Excerpted data |
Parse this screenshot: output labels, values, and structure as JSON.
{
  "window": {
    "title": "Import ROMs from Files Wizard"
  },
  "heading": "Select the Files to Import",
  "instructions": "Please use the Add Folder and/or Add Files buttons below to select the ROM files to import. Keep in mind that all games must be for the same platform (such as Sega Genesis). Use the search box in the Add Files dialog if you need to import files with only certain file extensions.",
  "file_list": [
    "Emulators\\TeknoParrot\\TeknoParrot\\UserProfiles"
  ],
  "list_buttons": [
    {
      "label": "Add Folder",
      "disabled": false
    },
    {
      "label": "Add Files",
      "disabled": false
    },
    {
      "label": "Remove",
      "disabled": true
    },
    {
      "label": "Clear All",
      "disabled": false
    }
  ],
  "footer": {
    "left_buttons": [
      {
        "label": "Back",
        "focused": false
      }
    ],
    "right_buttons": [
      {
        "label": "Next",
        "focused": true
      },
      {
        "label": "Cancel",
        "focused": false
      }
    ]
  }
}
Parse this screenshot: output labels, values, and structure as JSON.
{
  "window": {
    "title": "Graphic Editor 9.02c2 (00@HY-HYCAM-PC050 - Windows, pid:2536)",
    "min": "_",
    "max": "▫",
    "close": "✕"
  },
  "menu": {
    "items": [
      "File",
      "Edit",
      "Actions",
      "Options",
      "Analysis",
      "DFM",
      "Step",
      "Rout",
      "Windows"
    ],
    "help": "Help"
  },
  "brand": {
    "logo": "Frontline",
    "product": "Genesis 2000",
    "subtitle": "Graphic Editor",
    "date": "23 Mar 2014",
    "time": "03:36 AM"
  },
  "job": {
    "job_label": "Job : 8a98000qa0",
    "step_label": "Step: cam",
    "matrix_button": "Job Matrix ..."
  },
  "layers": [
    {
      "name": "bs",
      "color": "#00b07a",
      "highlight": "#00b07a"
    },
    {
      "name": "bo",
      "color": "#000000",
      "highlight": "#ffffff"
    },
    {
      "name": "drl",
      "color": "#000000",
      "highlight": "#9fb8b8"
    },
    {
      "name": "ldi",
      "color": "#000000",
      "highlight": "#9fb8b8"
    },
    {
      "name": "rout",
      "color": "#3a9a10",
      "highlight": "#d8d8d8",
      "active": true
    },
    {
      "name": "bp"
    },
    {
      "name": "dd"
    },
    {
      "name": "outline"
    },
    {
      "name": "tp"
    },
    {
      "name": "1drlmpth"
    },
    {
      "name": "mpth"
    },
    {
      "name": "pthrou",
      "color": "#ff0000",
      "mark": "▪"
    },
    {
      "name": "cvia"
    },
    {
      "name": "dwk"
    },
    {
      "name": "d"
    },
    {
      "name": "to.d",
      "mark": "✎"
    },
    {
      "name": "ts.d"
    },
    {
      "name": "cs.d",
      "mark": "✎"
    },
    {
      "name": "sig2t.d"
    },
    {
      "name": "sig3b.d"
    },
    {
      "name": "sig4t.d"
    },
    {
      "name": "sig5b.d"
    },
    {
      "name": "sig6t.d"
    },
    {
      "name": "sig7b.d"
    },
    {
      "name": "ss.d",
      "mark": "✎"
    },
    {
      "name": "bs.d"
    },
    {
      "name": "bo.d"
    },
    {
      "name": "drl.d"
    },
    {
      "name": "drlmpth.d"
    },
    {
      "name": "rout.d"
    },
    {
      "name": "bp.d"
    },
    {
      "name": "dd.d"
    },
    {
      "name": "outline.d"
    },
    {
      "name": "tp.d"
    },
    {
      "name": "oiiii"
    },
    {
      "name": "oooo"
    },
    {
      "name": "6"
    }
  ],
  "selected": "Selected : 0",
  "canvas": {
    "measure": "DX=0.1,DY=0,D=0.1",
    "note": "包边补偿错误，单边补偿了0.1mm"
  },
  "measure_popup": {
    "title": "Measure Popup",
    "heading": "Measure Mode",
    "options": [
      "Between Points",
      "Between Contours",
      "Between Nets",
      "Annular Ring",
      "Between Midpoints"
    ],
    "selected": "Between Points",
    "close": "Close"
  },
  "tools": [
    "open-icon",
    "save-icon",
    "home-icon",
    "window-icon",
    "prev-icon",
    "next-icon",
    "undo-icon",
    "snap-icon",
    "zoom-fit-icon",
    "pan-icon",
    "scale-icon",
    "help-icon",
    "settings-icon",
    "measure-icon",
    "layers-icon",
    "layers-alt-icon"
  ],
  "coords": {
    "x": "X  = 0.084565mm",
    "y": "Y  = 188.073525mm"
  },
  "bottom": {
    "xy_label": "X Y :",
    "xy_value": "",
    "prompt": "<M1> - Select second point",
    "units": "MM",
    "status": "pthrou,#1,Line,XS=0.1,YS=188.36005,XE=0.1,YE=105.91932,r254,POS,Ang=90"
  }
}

Exercise prompt |
Find how many lines above include "Editor", then write only that count.

Your solution |
2